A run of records
-*-
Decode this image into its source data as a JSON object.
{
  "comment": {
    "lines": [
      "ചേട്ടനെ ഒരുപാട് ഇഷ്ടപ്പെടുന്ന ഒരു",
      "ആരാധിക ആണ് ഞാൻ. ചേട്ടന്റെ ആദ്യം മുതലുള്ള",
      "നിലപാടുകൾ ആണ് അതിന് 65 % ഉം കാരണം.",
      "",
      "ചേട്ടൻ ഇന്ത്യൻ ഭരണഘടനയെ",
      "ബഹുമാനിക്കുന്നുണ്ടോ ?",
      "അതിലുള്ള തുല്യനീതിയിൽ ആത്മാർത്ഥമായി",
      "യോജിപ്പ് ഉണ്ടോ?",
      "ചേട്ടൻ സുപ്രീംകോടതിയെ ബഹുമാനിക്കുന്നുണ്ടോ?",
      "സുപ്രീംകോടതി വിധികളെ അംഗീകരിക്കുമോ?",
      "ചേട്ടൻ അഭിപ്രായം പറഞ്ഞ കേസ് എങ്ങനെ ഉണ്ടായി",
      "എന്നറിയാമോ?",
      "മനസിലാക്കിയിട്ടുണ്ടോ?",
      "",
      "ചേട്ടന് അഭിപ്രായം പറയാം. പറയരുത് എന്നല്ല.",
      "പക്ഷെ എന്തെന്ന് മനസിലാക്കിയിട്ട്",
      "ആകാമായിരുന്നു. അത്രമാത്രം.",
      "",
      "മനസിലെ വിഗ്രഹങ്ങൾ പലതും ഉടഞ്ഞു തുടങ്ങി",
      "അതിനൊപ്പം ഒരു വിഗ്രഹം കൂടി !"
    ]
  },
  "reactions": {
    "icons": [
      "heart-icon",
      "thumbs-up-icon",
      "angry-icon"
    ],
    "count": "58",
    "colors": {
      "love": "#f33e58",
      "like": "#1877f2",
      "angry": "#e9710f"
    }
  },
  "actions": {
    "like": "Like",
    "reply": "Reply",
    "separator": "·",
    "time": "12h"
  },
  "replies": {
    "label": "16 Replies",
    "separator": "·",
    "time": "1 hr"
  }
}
-*-
**SHORT EXERCISE:**
Write out all the records above again, exactly as they stand.

**IN RESPONSE:**
Decode this image into its source data as a JSON object.
{
  "comment": {
    "lines": [
      "ചേട്ടനെ ഒരുപാട് ഇഷ്ടപ്പെടുന്ന ഒരു",
      "ആരാധിക ആണ് ഞാൻ. ചേട്ടന്റെ ആദ്യം മുതലുള്ള",
      "നിലപാടുകൾ ആണ് അതിന് 65 % ഉം കാരണം.",
      "",
      "ചേട്ടൻ ഇന്ത്യൻ ഭരണഘടനയെ",
      "ബഹുമാനിക്കുന്നുണ്ടോ ?",
      "അതിലുള്ള തുല്യനീതിയിൽ ആത്മാർത്ഥമായി",
      "യോജിപ്പ് ഉണ്ടോ?",
      "ചേട്ടൻ സുപ്രീംകോടതിയെ ബഹുമാനിക്കുന്നുണ്ടോ?",
      "സുപ്രീംകോടതി വിധികളെ അംഗീകരിക്കുമോ?",
      "ചേട്ടൻ അഭിപ്രായം പറഞ്ഞ കേസ് എങ്ങനെ ഉണ്ടായി",
      "എന്നറിയാമോ?",
      "മനസിലാക്കിയിട്ടുണ്ടോ?",
      "",
      "ചേട്ടന് അഭിപ്രായം പറയാം. പറയരുത് എന്നല്ല.",
      "പക്ഷെ എന്തെന്ന് മനസിലാക്കിയിട്ട്",
      "ആകാമായിരുന്നു. അത്രമാത്രം.",
      "",
      "മനസിലെ വിഗ്രഹങ്ങൾ പലതും ഉടഞ്ഞു തുടങ്ങി",
      "അതിനൊപ്പം ഒരു വിഗ്രഹം കൂടി !"
    ]
  },
  "reactions": {
    "icons": [
      "heart-icon",
      "thumbs-up-icon",
      "angry-icon"
    ],
    "count": "58",
    "colors": {
      "love": "#f33e58",
      "like": "#1877f2",
      "angry": "#e9710f"
    }
  },
  "actions": {
    "like": "Like",
    "reply": "Reply",
    "separator": "·",
    "time": "12h"
  },
  "replies": {
    "label": "16 Replies",
    "separator": "·",
    "time": "1 hr"
  }
}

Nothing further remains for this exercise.